Exercise details: State the number of lines below in which the word "heading" appears. Nothing else belongs in the answer.

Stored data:
....

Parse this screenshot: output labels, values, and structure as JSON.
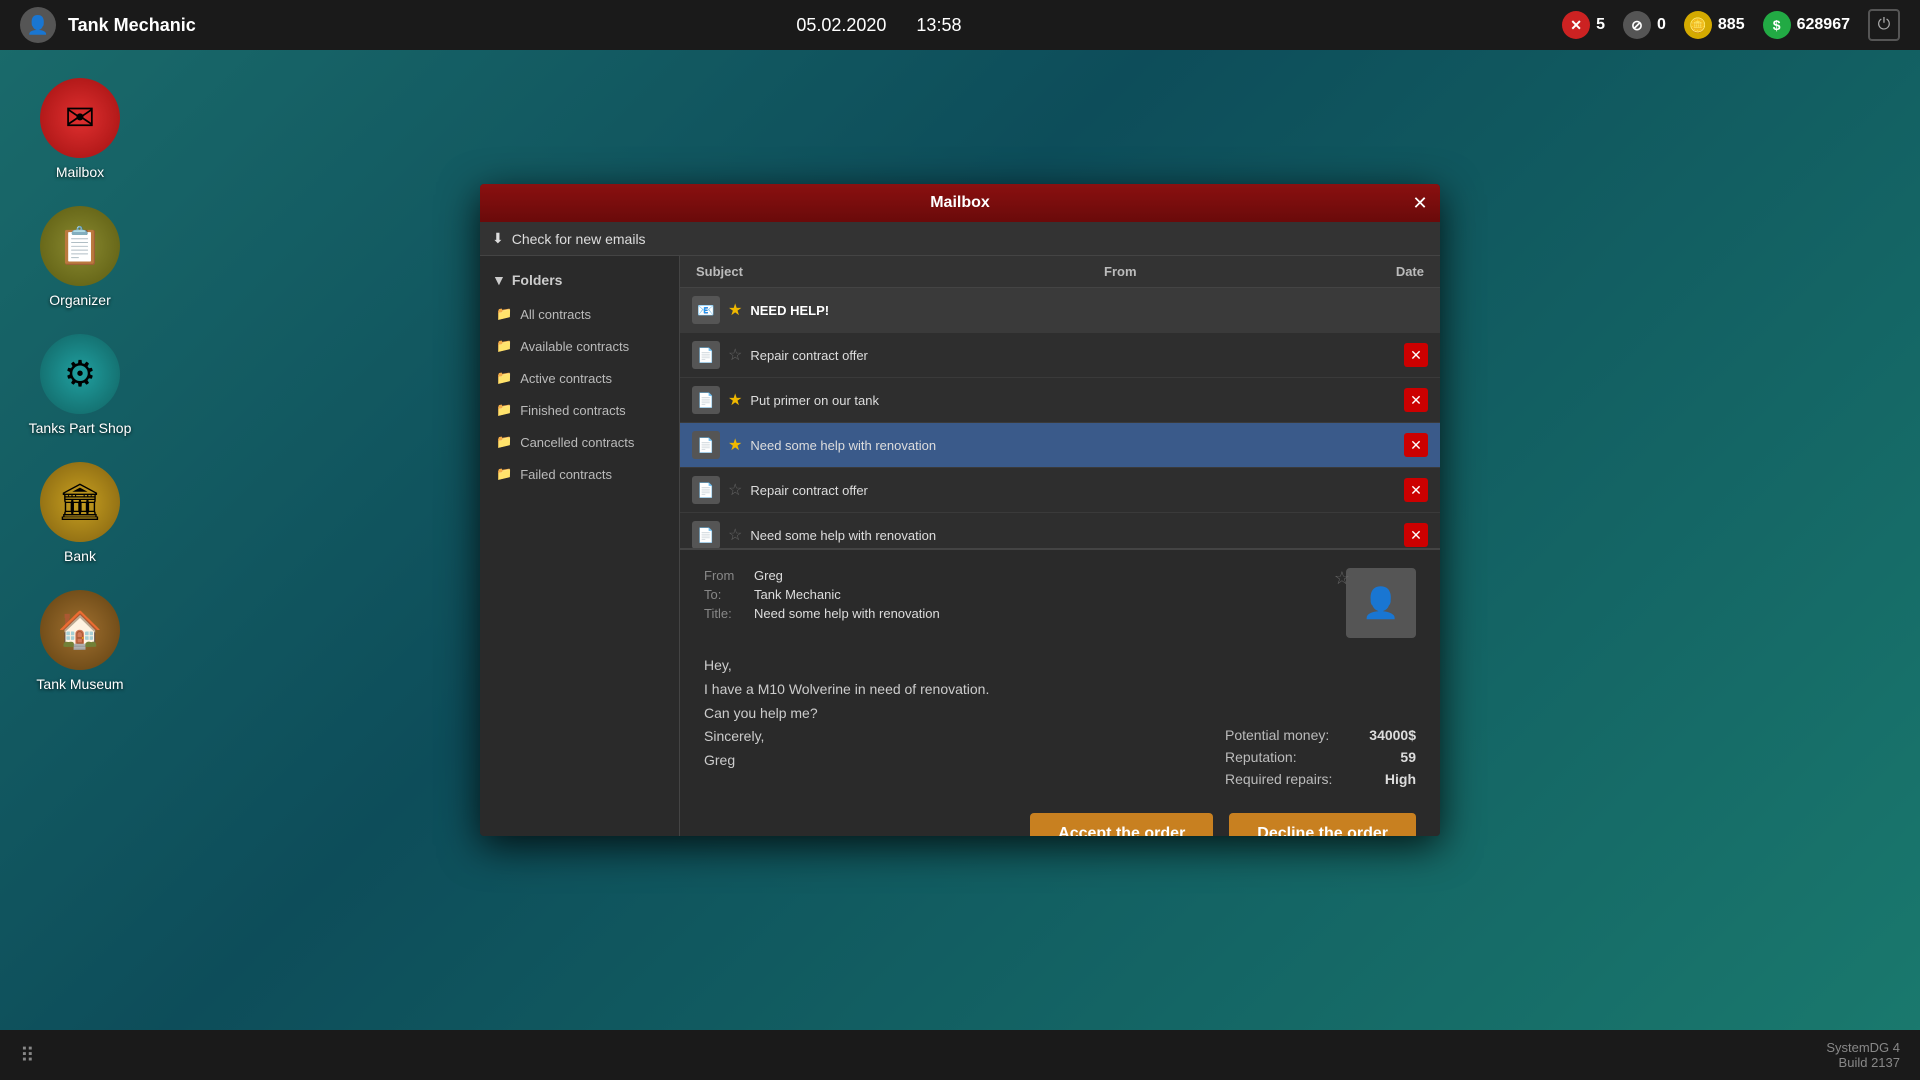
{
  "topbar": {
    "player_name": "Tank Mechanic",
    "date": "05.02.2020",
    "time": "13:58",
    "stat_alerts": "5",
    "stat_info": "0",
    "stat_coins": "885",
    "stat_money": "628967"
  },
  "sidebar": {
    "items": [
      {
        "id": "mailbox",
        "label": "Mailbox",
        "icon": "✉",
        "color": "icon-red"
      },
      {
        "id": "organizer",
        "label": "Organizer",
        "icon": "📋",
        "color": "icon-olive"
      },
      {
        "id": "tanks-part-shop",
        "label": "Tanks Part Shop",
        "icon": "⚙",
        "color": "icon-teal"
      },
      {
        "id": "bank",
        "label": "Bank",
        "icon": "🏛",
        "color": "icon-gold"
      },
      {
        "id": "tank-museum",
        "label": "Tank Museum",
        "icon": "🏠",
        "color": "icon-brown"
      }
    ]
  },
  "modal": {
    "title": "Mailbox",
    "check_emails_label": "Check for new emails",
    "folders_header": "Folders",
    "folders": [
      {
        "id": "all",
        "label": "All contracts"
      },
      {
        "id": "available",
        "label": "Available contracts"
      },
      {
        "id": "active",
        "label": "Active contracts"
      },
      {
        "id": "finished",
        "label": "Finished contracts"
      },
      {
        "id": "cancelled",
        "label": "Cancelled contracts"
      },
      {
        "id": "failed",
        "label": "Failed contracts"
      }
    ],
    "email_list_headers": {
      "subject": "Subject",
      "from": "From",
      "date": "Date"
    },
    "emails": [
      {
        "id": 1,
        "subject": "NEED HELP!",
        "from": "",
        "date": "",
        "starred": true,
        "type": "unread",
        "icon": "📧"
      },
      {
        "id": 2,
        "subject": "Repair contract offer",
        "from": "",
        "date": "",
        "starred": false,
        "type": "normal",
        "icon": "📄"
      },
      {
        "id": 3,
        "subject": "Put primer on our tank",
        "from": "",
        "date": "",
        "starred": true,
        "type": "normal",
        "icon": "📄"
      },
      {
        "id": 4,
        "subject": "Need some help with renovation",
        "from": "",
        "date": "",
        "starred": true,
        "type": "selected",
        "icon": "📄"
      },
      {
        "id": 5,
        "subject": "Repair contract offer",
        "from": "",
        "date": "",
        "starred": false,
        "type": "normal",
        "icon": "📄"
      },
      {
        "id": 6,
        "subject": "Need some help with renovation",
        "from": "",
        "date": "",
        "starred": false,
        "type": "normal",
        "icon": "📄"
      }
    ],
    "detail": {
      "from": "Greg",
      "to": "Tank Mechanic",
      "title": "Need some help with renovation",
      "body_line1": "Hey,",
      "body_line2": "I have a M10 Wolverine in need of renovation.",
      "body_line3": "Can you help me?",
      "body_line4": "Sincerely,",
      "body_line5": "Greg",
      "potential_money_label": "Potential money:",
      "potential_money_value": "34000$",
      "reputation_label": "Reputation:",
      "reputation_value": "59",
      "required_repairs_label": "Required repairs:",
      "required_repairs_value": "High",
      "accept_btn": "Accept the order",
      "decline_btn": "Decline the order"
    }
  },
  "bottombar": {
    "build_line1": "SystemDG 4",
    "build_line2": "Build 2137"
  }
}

....

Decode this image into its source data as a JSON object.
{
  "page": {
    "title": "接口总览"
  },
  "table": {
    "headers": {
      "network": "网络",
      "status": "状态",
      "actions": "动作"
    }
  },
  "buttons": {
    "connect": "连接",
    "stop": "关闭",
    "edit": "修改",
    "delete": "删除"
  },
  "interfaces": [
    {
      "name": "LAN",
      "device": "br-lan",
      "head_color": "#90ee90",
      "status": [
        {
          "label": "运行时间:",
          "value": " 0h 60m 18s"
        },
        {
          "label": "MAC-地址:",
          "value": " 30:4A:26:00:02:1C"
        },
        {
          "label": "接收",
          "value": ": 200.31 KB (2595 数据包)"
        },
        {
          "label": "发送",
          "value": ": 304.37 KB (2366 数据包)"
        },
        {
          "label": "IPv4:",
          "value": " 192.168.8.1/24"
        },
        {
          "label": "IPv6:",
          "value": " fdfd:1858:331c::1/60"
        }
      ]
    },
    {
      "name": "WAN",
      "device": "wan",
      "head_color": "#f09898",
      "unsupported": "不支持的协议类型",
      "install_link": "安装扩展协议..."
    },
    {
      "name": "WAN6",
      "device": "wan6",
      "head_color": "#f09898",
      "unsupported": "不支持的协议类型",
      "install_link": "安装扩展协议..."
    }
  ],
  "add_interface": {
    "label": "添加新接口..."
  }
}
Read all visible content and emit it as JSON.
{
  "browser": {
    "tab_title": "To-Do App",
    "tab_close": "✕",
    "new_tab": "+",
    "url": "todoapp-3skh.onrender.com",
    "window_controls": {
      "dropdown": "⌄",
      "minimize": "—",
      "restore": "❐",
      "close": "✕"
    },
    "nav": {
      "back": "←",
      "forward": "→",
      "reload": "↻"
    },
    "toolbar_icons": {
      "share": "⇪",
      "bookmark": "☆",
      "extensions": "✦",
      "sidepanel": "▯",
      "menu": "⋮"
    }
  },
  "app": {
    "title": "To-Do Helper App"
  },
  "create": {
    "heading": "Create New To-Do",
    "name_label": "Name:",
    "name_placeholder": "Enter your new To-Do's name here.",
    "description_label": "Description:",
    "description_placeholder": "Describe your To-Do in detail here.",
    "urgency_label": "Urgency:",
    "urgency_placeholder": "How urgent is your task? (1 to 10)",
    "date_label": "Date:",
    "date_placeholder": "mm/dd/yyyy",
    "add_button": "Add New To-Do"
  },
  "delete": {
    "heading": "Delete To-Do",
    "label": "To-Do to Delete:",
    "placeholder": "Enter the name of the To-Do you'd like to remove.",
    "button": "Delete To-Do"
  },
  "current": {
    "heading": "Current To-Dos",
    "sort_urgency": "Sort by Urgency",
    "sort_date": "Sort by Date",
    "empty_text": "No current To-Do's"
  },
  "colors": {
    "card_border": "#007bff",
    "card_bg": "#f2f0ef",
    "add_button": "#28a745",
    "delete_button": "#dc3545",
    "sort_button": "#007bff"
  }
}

....

The reply: 3